_Travail demandé_:
Transcrivez toutes les lignes ci-dessous en un tableau Markdown à deux colonnes, « Numéro » pour le rang de la ligne et « Contenu » pour la ligne elle-même. Omettez les lignes vides.
++++++++++
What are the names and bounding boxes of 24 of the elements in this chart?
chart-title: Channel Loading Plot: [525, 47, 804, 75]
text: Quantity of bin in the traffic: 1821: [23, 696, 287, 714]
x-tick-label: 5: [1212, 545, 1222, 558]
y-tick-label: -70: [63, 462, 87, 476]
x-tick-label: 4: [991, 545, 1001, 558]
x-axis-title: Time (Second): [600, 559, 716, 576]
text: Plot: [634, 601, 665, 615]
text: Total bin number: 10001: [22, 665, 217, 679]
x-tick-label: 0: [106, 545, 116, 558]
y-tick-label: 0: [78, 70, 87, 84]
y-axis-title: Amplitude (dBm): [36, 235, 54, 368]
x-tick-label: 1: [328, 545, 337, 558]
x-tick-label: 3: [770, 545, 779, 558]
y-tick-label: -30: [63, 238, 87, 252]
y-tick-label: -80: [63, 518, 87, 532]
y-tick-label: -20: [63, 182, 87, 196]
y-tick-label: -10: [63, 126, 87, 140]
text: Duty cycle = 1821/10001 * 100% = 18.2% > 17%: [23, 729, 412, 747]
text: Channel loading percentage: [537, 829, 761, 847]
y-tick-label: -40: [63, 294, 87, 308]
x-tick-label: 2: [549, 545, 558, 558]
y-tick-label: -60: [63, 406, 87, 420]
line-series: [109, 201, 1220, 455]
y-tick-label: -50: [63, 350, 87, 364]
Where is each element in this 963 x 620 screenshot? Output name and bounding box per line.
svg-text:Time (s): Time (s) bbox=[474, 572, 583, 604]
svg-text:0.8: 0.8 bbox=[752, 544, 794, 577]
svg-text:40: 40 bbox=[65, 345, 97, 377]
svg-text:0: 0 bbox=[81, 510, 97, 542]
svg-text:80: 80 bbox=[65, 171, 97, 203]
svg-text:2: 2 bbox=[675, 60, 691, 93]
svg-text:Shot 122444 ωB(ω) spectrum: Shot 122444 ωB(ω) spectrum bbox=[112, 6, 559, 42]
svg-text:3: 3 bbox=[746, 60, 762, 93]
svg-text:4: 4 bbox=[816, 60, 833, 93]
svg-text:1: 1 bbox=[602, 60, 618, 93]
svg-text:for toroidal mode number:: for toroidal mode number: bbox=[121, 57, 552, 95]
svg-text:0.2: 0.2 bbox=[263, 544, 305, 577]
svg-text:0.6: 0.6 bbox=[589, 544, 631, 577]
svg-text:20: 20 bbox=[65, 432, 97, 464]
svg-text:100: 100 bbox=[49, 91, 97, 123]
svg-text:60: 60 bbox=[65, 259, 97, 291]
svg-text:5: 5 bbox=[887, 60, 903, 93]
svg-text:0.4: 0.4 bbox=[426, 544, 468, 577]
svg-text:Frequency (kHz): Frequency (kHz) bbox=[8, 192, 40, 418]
++++++++++
_Résultat final_:
| Numéro | Contenu |
|---|---|
| 1 | What are the names and bounding boxes of 24 of the elements in this chart? |
| 2 | chart-title: Channel Loading Plot: [525, 47, 804, 75] |
| 3 | text: Quantity of bin in the traffic: 1821: [23, 696, 287, 714] |
| 4 | x-tick-label: 5: [1212, 545, 1222, 558] |
| 5 | y-tick-label: -70: [63, 462, 87, 476] |
| 6 | x-tick-label: 4: [991, 545, 1001, 558] |
| 7 | x-axis-title: Time (Second): [600, 559, 716, 576] |
| 8 | text: Plot: [634, 601, 665, 615] |
| 9 | text: Total bin number: 10001: [22, 665, 217, 679] |
| 10 | x-tick-label: 0: [106, 545, 116, 558] |
| 11 | y-tick-label: 0: [78, 70, 87, 84] |
| 12 | y-axis-title: Amplitude (dBm): [36, 235, 54, 368] |
| 13 | x-tick-label: 1: [328, 545, 337, 558] |
| 14 | x-tick-label: 3: [770, 545, 779, 558] |
| 15 | y-tick-label: -30: [63, 238, 87, 252] |
| 16 | y-tick-label: -80: [63, 518, 87, 532] |
| 17 | y-tick-label: -20: [63, 182, 87, 196] |
| 18 | y-tick-label: -10: [63, 126, 87, 140] |
| 19 | text: Duty cycle = 1821/10001 * 100% = 18.2% > 17%: [23, 729, 412, 747] |
| 20 | text: Channel loading percentage: [537, 829, 761, 847] |
| 21 | y-tick-label: -40: [63, 294, 87, 308] |
| 22 | x-tick-label: 2: [549, 545, 558, 558] |
| 23 | y-tick-label: -60: [63, 406, 87, 420] |
| 24 | line-series: [109, 201, 1220, 455] |
| 25 | y-tick-label: -50: [63, 350, 87, 364] |
| 26 | Where is each element in this 963 x 620 screenshot? Output name and bounding box per line. |
| 27 | svg-text:Time (s): Time (s) bbox=[474, 572, 583, 604] |
| 28 | svg-text:0.8: 0.8 bbox=[752, 544, 794, 577] |
| 29 | svg-text:40: 40 bbox=[65, 345, 97, 377] |
| 30 | svg-text:0: 0 bbox=[81, 510, 97, 542] |
| 31 | svg-text:80: 80 bbox=[65, 171, 97, 203] |
| 32 | svg-text:2: 2 bbox=[675, 60, 691, 93] |
| 33 | svg-text:Shot 122444 ωB(ω) spectrum: Shot 122444 ωB(ω) spectrum bbox=[112, 6, 559, 42] |
| 34 | svg-text:3: 3 bbox=[746, 60, 762, 93] |
| 35 | svg-text:4: 4 bbox=[816, 60, 833, 93] |
| 36 | svg-text:1: 1 bbox=[602, 60, 618, 93] |
| 37 | svg-text:for toroidal mode number:: for toroidal mode number: bbox=[121, 57, 552, 95] |
| 38 | svg-text:0.2: 0.2 bbox=[263, 544, 305, 577] |
| 39 | svg-text:0.6: 0.6 bbox=[589, 544, 631, 577] |
| 40 | svg-text:20: 20 bbox=[65, 432, 97, 464] |
| 41 | svg-text:100: 100 bbox=[49, 91, 97, 123] |
| 42 | svg-text:60: 60 bbox=[65, 259, 97, 291] |
| 43 | svg-text:5: 5 bbox=[887, 60, 903, 93] |
| 44 | svg-text:0.4: 0.4 bbox=[426, 544, 468, 577] |
| 45 | svg-text:Frequency (kHz): Frequency (kHz) bbox=[8, 192, 40, 418] |